Task ::
Look through the data below and return each line where "frac" appears.

--- begin Material provided ---

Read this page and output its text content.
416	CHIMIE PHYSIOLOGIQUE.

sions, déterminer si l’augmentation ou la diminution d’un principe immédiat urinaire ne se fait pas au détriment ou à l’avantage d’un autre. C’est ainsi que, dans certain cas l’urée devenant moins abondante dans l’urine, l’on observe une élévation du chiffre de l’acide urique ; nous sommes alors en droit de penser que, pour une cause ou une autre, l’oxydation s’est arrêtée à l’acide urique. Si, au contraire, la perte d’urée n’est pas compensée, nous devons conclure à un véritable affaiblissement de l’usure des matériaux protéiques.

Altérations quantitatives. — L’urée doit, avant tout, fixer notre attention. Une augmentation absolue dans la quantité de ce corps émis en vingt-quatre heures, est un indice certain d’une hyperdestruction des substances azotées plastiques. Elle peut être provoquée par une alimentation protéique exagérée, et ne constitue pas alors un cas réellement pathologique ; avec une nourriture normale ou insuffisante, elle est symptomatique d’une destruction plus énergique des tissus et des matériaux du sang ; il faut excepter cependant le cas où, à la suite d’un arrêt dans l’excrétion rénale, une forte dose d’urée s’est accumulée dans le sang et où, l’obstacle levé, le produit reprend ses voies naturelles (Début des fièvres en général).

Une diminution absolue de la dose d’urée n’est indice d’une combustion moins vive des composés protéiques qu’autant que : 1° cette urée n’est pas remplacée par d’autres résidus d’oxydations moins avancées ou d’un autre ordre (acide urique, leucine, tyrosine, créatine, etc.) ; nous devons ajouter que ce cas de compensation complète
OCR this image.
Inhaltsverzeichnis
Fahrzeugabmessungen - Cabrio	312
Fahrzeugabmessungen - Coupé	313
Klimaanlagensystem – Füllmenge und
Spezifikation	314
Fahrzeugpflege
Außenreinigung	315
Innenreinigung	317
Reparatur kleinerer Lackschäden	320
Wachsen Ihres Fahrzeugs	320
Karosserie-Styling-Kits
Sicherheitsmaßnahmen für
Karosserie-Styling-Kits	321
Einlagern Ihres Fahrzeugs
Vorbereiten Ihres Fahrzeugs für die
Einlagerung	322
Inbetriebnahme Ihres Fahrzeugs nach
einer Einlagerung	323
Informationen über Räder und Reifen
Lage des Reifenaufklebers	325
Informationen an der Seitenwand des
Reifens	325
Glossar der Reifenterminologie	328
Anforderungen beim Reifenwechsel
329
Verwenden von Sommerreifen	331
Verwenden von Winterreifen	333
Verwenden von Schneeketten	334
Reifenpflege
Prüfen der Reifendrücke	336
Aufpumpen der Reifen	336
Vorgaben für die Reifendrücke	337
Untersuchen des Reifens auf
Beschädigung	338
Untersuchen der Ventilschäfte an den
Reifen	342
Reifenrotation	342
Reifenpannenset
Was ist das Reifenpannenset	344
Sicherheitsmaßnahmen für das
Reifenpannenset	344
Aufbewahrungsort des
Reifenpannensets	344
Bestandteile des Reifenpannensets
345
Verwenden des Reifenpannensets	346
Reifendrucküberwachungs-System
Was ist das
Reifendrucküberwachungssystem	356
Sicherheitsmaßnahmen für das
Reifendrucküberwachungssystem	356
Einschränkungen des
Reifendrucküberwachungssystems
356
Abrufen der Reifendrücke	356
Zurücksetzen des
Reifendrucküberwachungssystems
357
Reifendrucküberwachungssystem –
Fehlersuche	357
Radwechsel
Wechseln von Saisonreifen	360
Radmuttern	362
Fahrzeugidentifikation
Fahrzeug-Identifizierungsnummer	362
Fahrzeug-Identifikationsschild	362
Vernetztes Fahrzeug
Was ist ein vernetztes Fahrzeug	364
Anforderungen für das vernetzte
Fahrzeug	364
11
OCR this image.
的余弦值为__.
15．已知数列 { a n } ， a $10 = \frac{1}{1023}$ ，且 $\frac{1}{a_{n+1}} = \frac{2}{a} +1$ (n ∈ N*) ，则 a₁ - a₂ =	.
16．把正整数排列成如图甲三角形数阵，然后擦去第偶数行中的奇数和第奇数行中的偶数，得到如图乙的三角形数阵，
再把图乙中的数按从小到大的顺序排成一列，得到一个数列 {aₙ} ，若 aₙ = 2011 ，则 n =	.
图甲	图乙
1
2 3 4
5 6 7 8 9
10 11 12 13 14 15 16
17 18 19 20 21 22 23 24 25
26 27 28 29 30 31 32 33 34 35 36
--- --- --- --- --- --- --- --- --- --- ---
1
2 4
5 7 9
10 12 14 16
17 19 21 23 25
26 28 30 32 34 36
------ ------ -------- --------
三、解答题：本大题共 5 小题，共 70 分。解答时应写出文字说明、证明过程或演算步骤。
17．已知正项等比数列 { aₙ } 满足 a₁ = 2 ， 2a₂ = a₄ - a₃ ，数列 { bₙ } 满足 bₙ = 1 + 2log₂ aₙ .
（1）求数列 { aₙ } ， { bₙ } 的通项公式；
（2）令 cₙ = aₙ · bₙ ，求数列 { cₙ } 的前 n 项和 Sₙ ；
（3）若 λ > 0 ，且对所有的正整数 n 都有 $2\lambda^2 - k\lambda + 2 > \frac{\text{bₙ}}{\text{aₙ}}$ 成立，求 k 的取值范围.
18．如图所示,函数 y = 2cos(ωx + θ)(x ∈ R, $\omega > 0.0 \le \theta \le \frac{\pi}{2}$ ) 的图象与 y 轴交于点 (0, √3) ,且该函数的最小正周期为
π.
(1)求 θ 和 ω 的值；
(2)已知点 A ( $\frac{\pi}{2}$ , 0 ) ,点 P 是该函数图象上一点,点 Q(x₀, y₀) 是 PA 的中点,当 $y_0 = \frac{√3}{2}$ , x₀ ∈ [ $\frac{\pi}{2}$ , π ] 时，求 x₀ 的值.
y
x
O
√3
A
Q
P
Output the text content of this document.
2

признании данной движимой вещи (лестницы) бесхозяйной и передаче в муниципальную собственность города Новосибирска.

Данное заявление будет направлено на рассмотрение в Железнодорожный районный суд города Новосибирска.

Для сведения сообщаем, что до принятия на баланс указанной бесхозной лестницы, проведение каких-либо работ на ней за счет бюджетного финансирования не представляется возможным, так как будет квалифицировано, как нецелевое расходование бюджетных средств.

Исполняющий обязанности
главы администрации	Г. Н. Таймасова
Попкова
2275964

--- end Material provided ---

The reply ::
15．已知数列 { a n } ， a $10 = \frac{1}{1023}$ ，且 $\frac{1}{a_{n+1}} = \frac{2}{a} +1$ (n ∈ N*) ，则 a₁ - a₂ =	.
（3）若 λ > 0 ，且对所有的正整数 n 都有 $2\lambda^2 - k\lambda + 2 > \frac{\text{bₙ}}{\text{aₙ}}$ 成立，求 k 的取值范围.
18．如图所示,函数 y = 2cos(ωx + θ)(x ∈ R, $\omega > 0.0 \le \theta \le \frac{\pi}{2}$ ) 的图象与 y 轴交于点 (0, √3) ,且该函数的最小正周期为
(2)已知点 A ( $\frac{\pi}{2}$ , 0 ) ,点 P 是该函数图象上一点,点 Q(x₀, y₀) 是 PA 的中点,当 $y_0 = \frac{√3}{2}$ , x₀ ∈ [ $\frac{\pi}{2}$ , π ] 时，求 x₀ 的值.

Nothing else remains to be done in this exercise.